**Task statement**.
Copy out each line below that has the word "Collection" in it.

**Exercise material**.
::::

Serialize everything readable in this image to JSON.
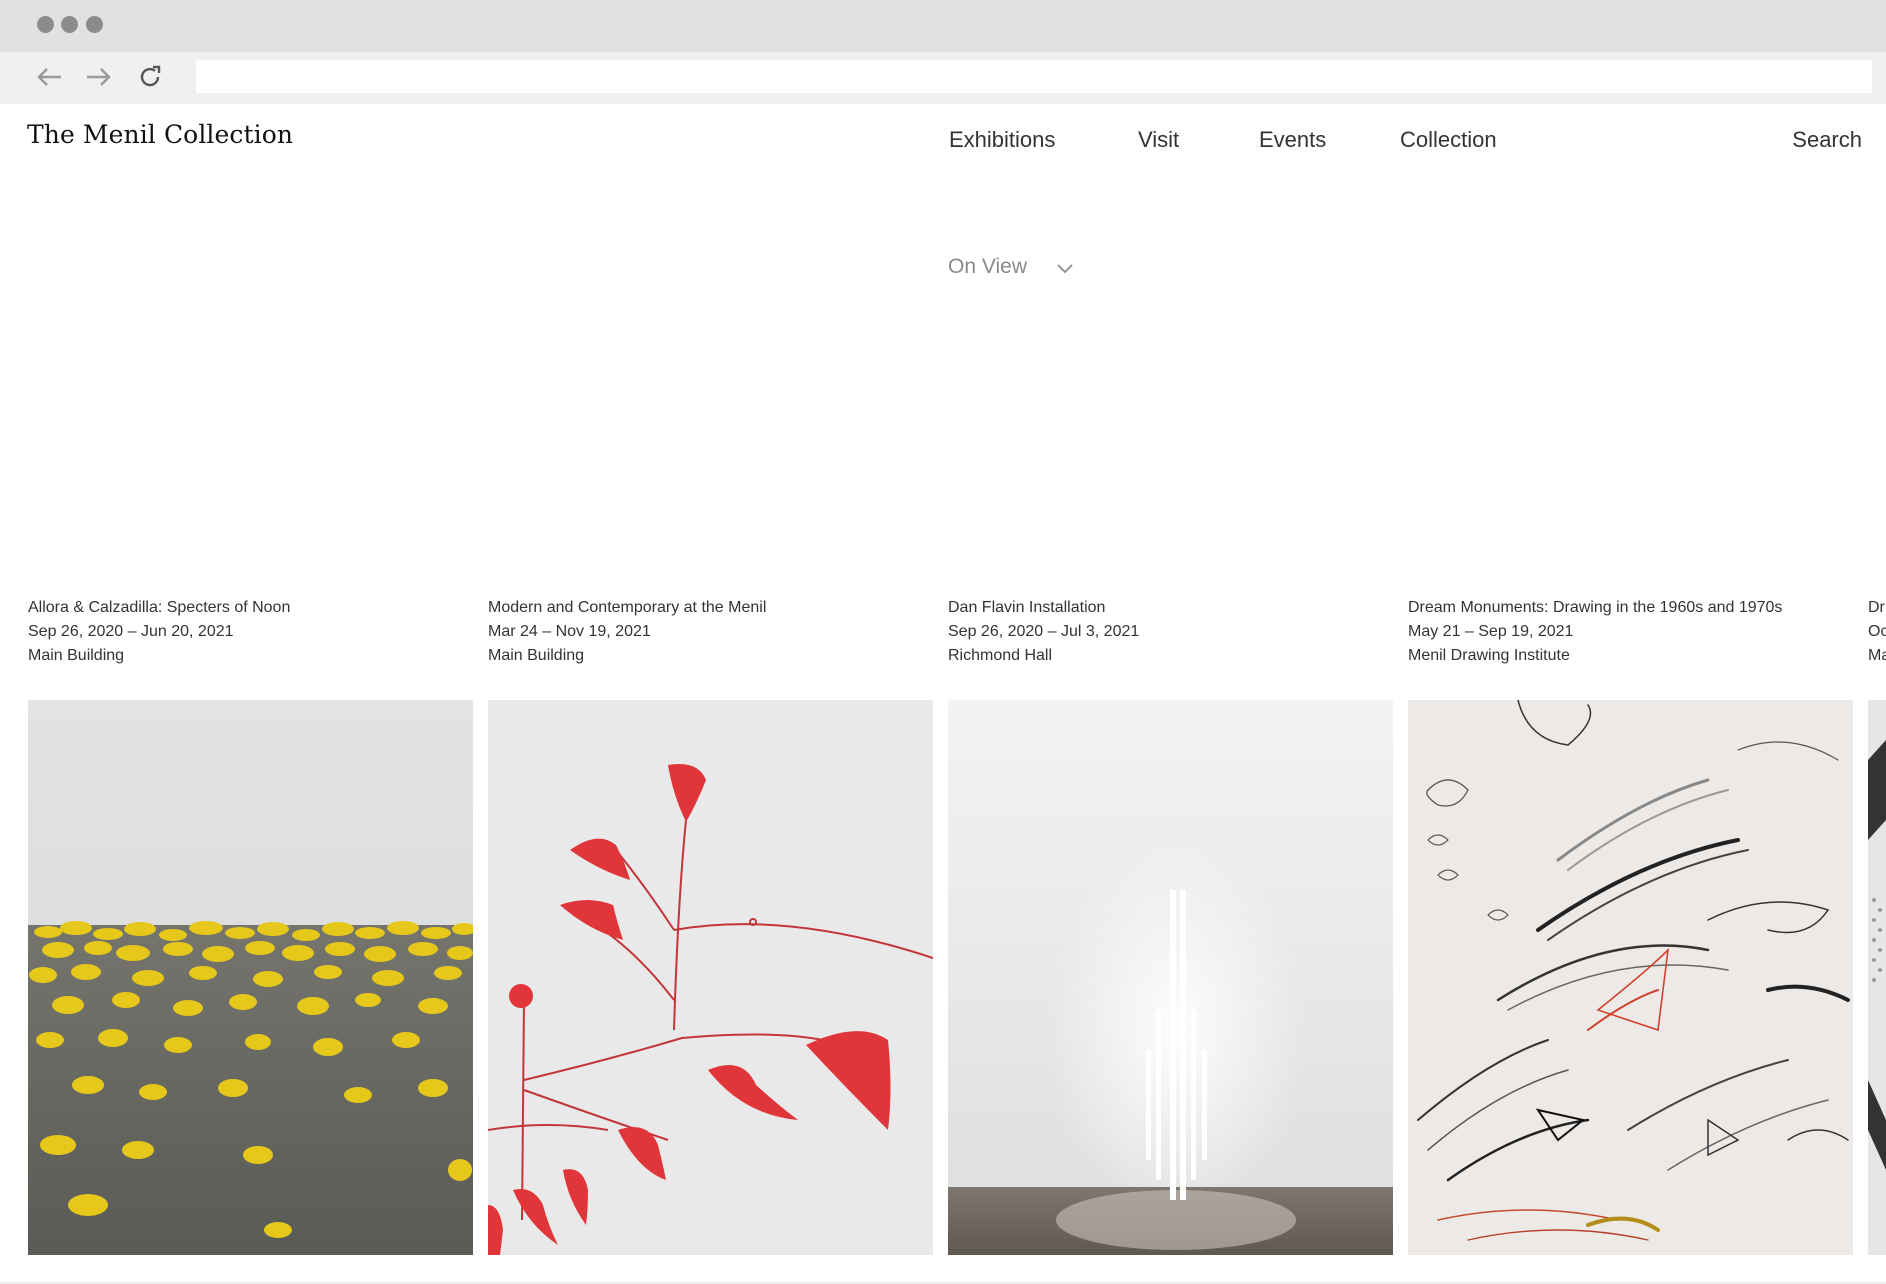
{
  "site": {
    "logo": "The Menil Collection",
    "nav": [
      "Exhibitions",
      "Visit",
      "Events",
      "Collection"
    ],
    "search": "Search"
  },
  "filter": {
    "label": "On View",
    "icon": "chevron-down-icon"
  },
  "exhibitions": [
    {
      "title": "Allora & Calzadilla: Specters of Noon",
      "dates": "Sep 26, 2020 – Jun 20, 2021",
      "location": "Main Building"
    },
    {
      "title": "Modern and Contemporary at the Menil",
      "dates": "Mar 24 – Nov 19, 2021",
      "location": "Main Building"
    },
    {
      "title": "Dan Flavin Installation",
      "dates": "Sep 26, 2020 – Jul 3, 2021",
      "location": "Richmond Hall"
    },
    {
      "title": "Dream Monuments: Drawing in the 1960s and 1970s",
      "dates": "May 21 – Sep 19, 2021",
      "location": "Menil Drawing Institute"
    },
    {
      "title": "Dr",
      "dates": "Oc",
      "location": "Ma"
    }
  ],
  "colors": {
    "accent_yellow": "#e8cc1c",
    "mobile_red": "#e0363a",
    "chrome": "#e1e1e1"
  }
}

::::

**Solution below**.
    "logo": "The Menil Collection",
      "Collection"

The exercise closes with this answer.